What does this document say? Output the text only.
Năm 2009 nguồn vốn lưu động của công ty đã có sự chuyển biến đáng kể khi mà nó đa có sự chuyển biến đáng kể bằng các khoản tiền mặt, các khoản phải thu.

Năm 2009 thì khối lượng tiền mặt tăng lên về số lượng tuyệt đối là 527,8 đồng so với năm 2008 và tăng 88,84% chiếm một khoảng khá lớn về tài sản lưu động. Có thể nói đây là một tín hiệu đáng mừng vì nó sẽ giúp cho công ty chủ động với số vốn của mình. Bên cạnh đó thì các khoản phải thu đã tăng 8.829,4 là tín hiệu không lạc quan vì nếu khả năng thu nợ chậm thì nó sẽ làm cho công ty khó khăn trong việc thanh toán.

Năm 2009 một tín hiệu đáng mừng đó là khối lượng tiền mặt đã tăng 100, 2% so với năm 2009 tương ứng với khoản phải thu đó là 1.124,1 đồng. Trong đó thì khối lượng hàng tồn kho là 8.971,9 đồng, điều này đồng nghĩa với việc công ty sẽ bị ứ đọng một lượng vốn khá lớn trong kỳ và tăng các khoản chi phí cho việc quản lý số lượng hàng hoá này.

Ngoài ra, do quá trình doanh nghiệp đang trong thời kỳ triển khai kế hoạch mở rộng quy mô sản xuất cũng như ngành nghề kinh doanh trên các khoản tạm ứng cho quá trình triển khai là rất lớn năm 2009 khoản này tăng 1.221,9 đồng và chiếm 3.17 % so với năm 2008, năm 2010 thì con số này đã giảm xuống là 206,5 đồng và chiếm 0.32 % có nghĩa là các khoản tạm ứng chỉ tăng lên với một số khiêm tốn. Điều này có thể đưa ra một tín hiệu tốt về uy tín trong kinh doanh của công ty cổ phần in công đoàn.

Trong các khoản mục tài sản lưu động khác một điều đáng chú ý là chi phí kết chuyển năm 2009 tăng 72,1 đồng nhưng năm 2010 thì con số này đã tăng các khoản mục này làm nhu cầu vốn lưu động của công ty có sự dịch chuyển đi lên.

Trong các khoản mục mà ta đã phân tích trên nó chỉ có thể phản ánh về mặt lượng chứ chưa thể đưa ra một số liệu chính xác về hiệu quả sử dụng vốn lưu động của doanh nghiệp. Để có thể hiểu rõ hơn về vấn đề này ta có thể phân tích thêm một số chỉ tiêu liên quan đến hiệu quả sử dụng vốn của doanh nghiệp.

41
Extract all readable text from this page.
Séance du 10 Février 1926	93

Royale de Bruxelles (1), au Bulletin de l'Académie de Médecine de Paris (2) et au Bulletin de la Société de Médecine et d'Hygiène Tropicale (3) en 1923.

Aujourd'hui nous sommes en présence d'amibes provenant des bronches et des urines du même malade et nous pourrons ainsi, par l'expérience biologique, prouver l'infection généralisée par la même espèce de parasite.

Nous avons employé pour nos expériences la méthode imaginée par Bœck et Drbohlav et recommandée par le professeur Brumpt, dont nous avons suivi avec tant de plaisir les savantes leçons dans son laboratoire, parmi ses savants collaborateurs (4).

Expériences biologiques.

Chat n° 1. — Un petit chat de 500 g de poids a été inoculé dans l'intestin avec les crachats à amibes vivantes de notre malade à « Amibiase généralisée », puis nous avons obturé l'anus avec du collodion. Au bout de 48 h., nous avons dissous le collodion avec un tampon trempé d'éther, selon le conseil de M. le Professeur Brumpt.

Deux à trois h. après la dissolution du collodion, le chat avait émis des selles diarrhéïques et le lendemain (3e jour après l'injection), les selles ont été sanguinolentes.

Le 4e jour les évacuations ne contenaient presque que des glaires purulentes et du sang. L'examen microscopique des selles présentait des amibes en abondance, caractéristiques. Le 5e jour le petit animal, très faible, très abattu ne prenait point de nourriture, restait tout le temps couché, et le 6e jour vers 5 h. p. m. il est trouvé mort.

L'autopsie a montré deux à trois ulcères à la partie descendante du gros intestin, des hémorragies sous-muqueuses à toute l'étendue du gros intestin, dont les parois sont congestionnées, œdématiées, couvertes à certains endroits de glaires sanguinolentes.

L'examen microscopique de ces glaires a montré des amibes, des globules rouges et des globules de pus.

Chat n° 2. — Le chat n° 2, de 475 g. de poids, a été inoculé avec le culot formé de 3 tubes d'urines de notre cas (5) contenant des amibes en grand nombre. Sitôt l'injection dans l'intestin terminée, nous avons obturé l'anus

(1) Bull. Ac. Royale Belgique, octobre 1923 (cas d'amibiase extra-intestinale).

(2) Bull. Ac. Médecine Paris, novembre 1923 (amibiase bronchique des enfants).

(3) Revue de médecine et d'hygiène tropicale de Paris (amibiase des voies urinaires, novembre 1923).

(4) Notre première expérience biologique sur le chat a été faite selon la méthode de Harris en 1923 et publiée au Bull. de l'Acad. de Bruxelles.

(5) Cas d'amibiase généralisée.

|---|

YOUR GOAL: List all lines where "doanh" occurs.

EXERCISE RESULT:
Ngoài ra, do quá trình doanh nghiệp đang trong thời kỳ triển khai kế hoạch mở rộng quy mô sản xuất cũng như ngành nghề kinh doanh trên các khoản tạm ứng cho quá trình triển khai là rất lớn năm 2009 khoản này tăng 1.221,9 đồng và chiếm 3.17 % so với năm 2008, năm 2010 thì con số này đã giảm xuống là 206,5 đồng và chiếm 0.32 % có nghĩa là các khoản tạm ứng chỉ tăng lên với một số khiêm tốn. Điều này có thể đưa ra một tín hiệu tốt về uy tín trong kinh doanh của công ty cổ phần in công đoàn.
Trong các khoản mục mà ta đã phân tích trên nó chỉ có thể phản ánh về mặt lượng chứ chưa thể đưa ra một số liệu chính xác về hiệu quả sử dụng vốn lưu động của doanh nghiệp. Để có thể hiểu rõ hơn về vấn đề này ta có thể phân tích thêm một số chỉ tiêu liên quan đến hiệu quả sử dụng vốn của doanh nghiệp.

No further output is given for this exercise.